(Items from a figure collection)
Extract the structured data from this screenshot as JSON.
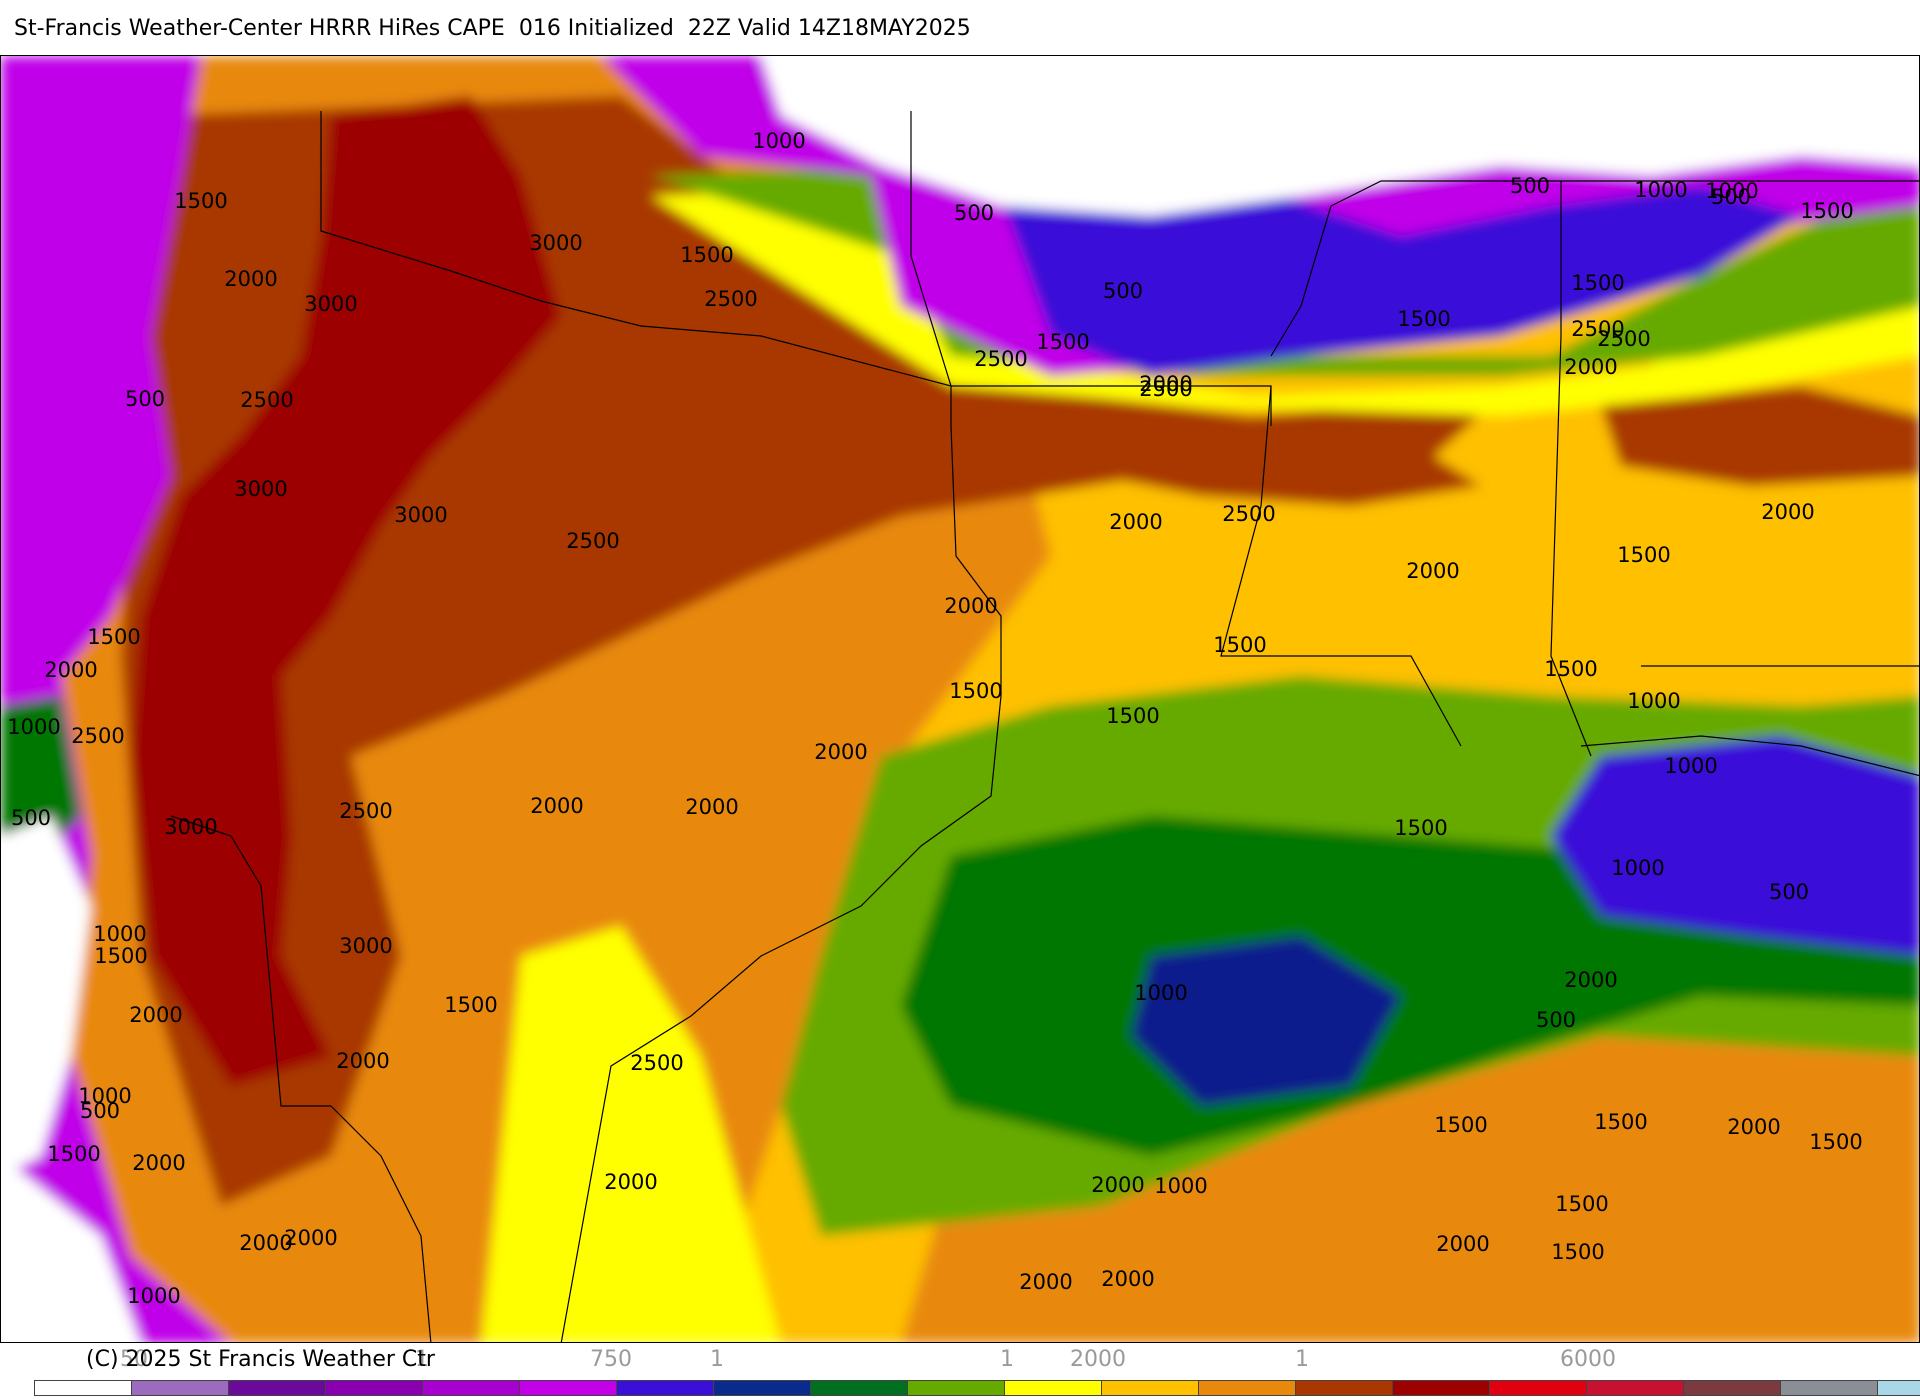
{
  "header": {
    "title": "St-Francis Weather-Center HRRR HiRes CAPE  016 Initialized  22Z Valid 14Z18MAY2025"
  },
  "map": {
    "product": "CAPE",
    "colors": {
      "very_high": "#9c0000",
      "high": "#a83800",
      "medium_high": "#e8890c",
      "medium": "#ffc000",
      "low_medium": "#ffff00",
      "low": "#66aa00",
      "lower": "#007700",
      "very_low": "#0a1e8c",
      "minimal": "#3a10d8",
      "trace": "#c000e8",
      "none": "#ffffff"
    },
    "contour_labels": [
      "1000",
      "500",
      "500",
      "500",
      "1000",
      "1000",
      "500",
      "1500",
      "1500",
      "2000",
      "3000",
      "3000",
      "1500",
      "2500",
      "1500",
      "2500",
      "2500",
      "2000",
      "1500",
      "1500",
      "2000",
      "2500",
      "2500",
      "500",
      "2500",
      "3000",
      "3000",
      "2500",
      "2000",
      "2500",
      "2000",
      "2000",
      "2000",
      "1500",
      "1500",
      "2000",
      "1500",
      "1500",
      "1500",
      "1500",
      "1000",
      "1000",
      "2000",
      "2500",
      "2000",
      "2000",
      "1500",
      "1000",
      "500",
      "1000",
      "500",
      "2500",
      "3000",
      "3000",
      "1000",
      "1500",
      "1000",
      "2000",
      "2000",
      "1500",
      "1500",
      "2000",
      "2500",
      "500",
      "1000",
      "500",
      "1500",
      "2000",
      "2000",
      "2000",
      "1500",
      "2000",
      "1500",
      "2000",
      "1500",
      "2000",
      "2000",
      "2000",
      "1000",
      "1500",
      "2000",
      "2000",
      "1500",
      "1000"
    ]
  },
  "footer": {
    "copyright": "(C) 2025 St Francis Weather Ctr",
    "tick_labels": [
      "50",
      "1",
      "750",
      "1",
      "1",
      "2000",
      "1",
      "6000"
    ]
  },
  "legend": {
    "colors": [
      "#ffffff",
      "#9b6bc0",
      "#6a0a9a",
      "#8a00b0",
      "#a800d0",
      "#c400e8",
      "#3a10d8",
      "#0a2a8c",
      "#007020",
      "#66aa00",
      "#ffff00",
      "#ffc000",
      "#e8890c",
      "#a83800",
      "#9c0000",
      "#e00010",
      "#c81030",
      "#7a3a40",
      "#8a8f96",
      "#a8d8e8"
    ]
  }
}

- What the task asks -
Across the data, tally the lines containing "CAPE" and give back the number alone.

- Answer in full -
2